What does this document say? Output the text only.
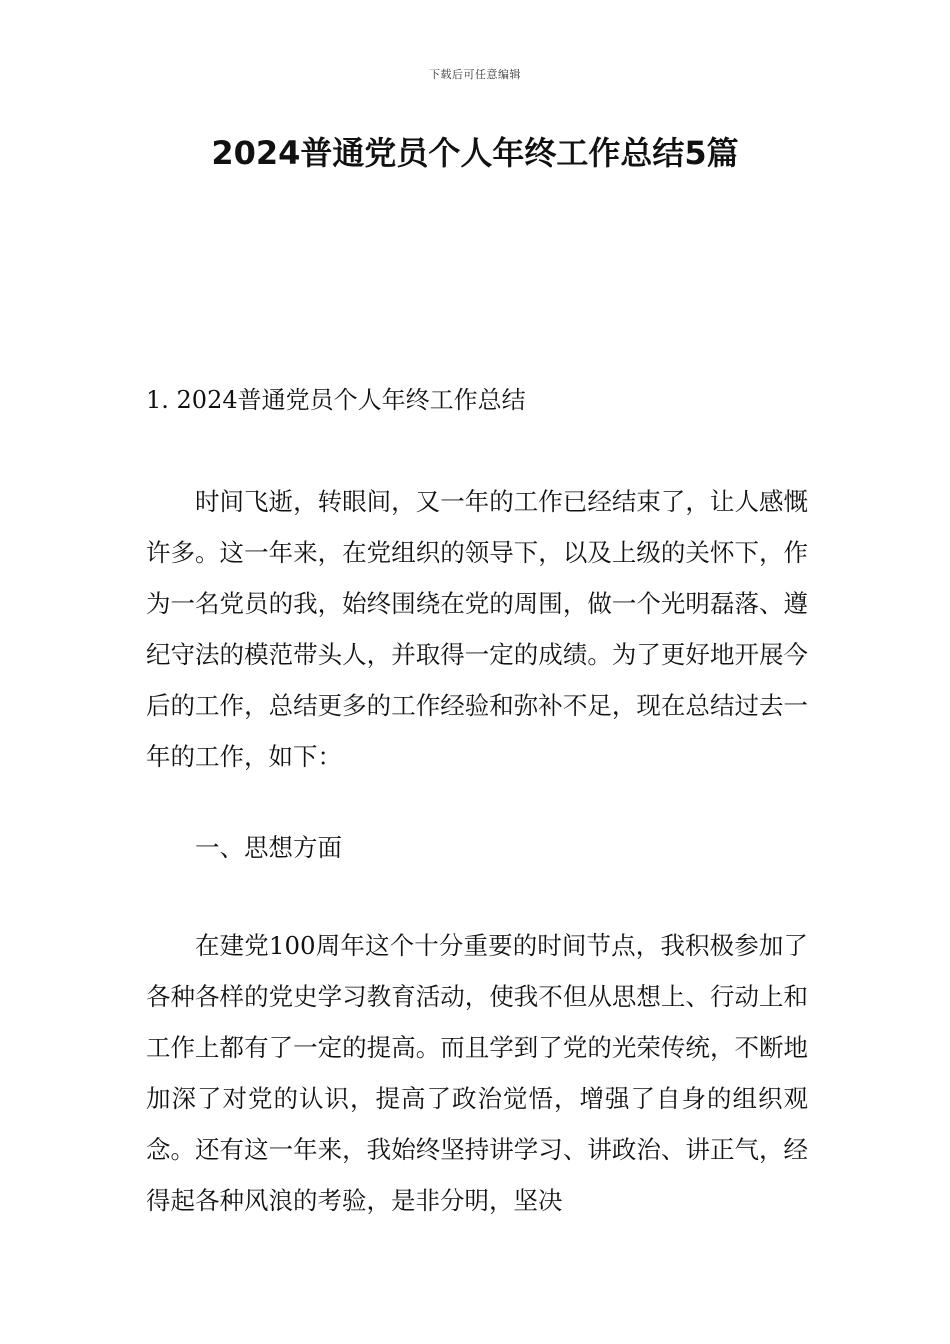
下载后可任意编辑
2024普通党员个人年终工作总结5篇
1. 2024普通党员个人年终工作总结

时间飞逝，转眼间，又一年的工作已经结束了，让人感慨许多。这一年来，在党组织的领导下，以及上级的关怀下，作为一名党员的我，始终围绕在党的周围，做一个光明磊落、遵纪守法的模范带头人，并取得一定的成绩。为了更好地开展今后的工作，总结更多的工作经验和弥补不足，现在总结过去一年的工作，如下：

一、思想方面

在建党100周年这个十分重要的时间节点，我积极参加了各种各样的党史学习教育活动，使我不但从思想上、行动上和工作上都有了一定的提高。而且学到了党的光荣传统，不断地加深了对党的认识，提高了政治觉悟，增强了自身的组织观念。还有这一年来，我始终坚持讲学习、讲政治、讲正气，经得起各种风浪的考验，是非分明，坚决
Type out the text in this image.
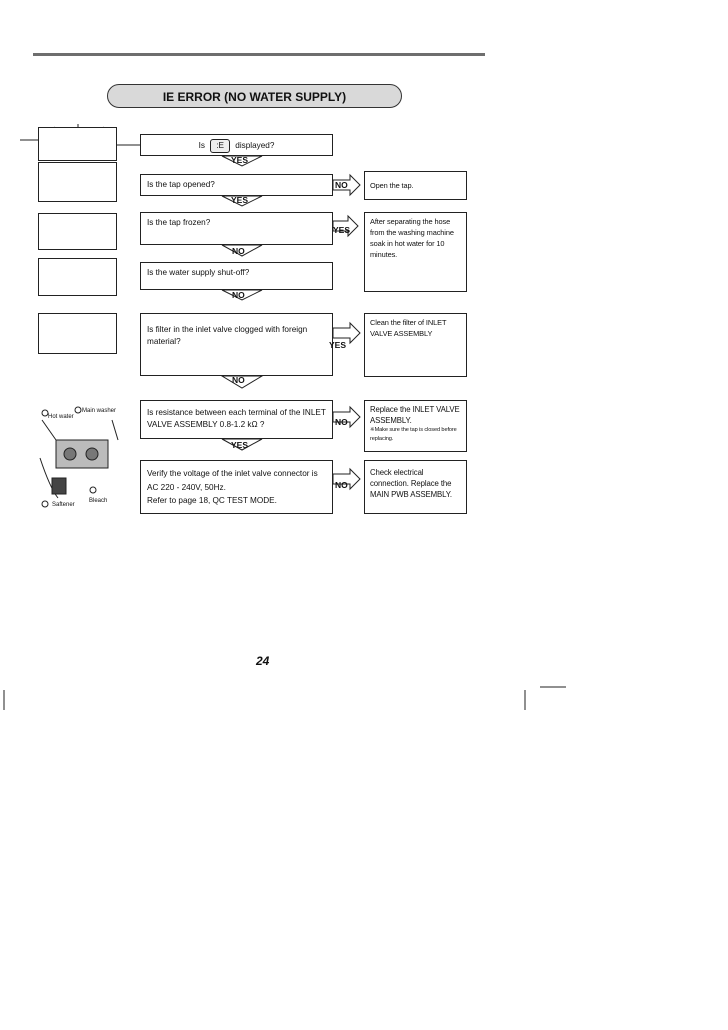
IE ERROR (NO WATER SUPPLY)
Main washer
Hot water
Bleach
Saftener
Is :E displayed?
Is the tap opened?
Is the tap frozen?
Is the water supply shut-off?
Is filter in the inlet valve clogged with foreign material?
Is resistance between each terminal of the INLET VALVE ASSEMBLY 0.8-1.2 kΩ ?
Verify the voltage of the inlet valve connector is
AC 220 - 240V, 50Hz.
Refer to page 18, QC TEST MODE.
Open the tap.
After separating the hose from the washing machine soak in hot water for 10 minutes.
Clean the filter of INLET VALVE ASSEMBLY
Replace the INLET VALVE ASSEMBLY.
※Make sure the tap is closed before replacing.
Check electrical connection. Replace the MAIN PWB ASSEMBLY.
YES
YES
NO
NO
NO
YES
NO
YES
YES
NO
NO
24
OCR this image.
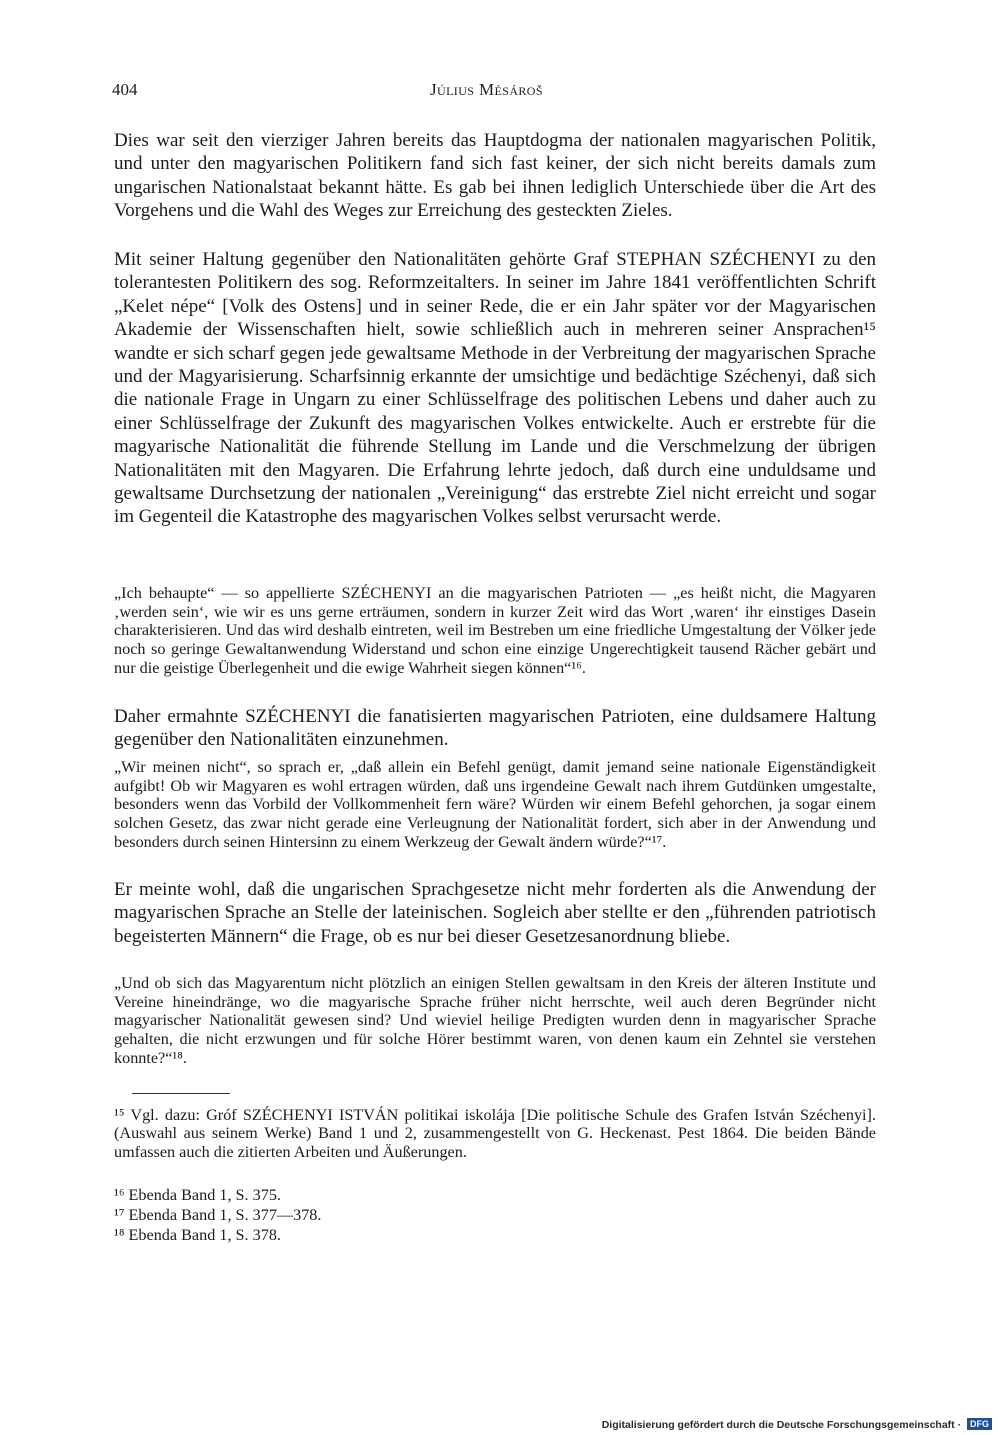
404	Július Mésároš

Dies war seit den vierziger Jahren bereits das Hauptdogma der nationalen magyarischen Politik, und unter den magyarischen Politikern fand sich fast keiner, der sich nicht bereits damals zum ungarischen Nationalstaat bekannt hätte. Es gab bei ihnen lediglich Unterschiede über die Art des Vorgehens und die Wahl des Weges zur Erreichung des gesteckten Zieles.

Mit seiner Haltung gegenüber den Nationalitäten gehörte Graf STEPHAN SZÉCHENYI zu den tolerantesten Politikern des sog. Reformzeitalters. In seiner im Jahre 1841 veröffentlichten Schrift „Kelet népe“ [Volk des Ostens] und in seiner Rede, die er ein Jahr später vor der Magyarischen Akademie der Wissenschaften hielt, sowie schließlich auch in mehreren seiner Ansprachen¹⁵ wandte er sich scharf gegen jede gewaltsame Methode in der Verbreitung der magyarischen Sprache und der Magyarisierung. Scharfsinnig erkannte der umsichtige und bedächtige Széchenyi, daß sich die nationale Frage in Ungarn zu einer Schlüsselfrage des politischen Lebens und daher auch zu einer Schlüsselfrage der Zukunft des magyarischen Volkes entwickelte. Auch er erstrebte für die magyarische Nationalität die führende Stellung im Lande und die Verschmelzung der übrigen Nationalitäten mit den Magyaren. Die Erfahrung lehrte jedoch, daß durch eine unduldsame und gewaltsame Durchsetzung der nationalen „Vereinigung“ das erstrebte Ziel nicht erreicht und sogar im Gegenteil die Katastrophe des magyarischen Volkes selbst verursacht werde.

„Ich behaupte“ — so appellierte SZÉCHENYI an die magyarischen Patrioten — „es heißt nicht, die Magyaren ‚werden sein‘, wie wir es uns gerne erträumen, sondern in kurzer Zeit wird das Wort ‚waren‘ ihr einstiges Dasein charakterisieren. Und das wird deshalb eintreten, weil im Bestreben um eine friedliche Umgestaltung der Völker jede noch so geringe Gewaltanwendung Widerstand und schon eine einzige Ungerechtigkeit tausend Rächer gebärt und nur die geistige Überlegenheit und die ewige Wahrheit siegen können“¹⁶.

Daher ermahnte SZÉCHENYI die fanatisierten magyarischen Patrioten, eine duldsamere Haltung gegenüber den Nationalitäten einzunehmen.

„Wir meinen nicht“, so sprach er, „daß allein ein Befehl genügt, damit jemand seine nationale Eigenständigkeit aufgibt! Ob wir Magyaren es wohl ertragen würden, daß uns irgendeine Gewalt nach ihrem Gutdünken umgestalte, besonders wenn das Vorbild der Vollkommenheit fern wäre? Würden wir einem Befehl gehorchen, ja sogar einem solchen Gesetz, das zwar nicht gerade eine Verleugnung der Nationalität fordert, sich aber in der Anwendung und besonders durch seinen Hintersinn zu einem Werkzeug der Gewalt ändern würde?“¹⁷.

Er meinte wohl, daß die ungarischen Sprachgesetze nicht mehr forderten als die Anwendung der magyarischen Sprache an Stelle der lateinischen. Sogleich aber stellte er den „führenden patriotisch begeisterten Männern“ die Frage, ob es nur bei dieser Gesetzesanordnung bliebe.

„Und ob sich das Magyarentum nicht plötzlich an einigen Stellen gewaltsam in den Kreis der älteren Institute und Vereine hineindränge, wo die magyarische Sprache früher nicht herrschte, weil auch deren Begründer nicht magyarischer Nationalität gewesen sind? Und wieviel heilige Predigten wurden denn in magyarischer Sprache gehalten, die nicht erzwungen und für solche Hörer bestimmt waren, von denen kaum ein Zehntel sie verstehen konnte?“¹⁸.

¹⁵ Vgl. dazu: Gróf SZÉCHENYI ISTVÁN politikai iskolája [Die politische Schule des Grafen István Széchenyi]. (Auswahl aus seinem Werke) Band 1 und 2, zusammengestellt von G. Heckenast. Pest 1864. Die beiden Bände umfassen auch die zitierten Arbeiten und Äußerungen.

¹⁶ Ebenda Band 1, S. 375.

¹⁷ Ebenda Band 1, S. 377—378.

¹⁸ Ebenda Band 1, S. 378.

Digitalisierung gefördert durch die Deutsche Forschungsgemeinschaft · DFG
........
**STATED TASK**:
Copy each line that holds the word "text".

**SOLUTION**:
What does this document say? Output the text only.
Type out the text in this image.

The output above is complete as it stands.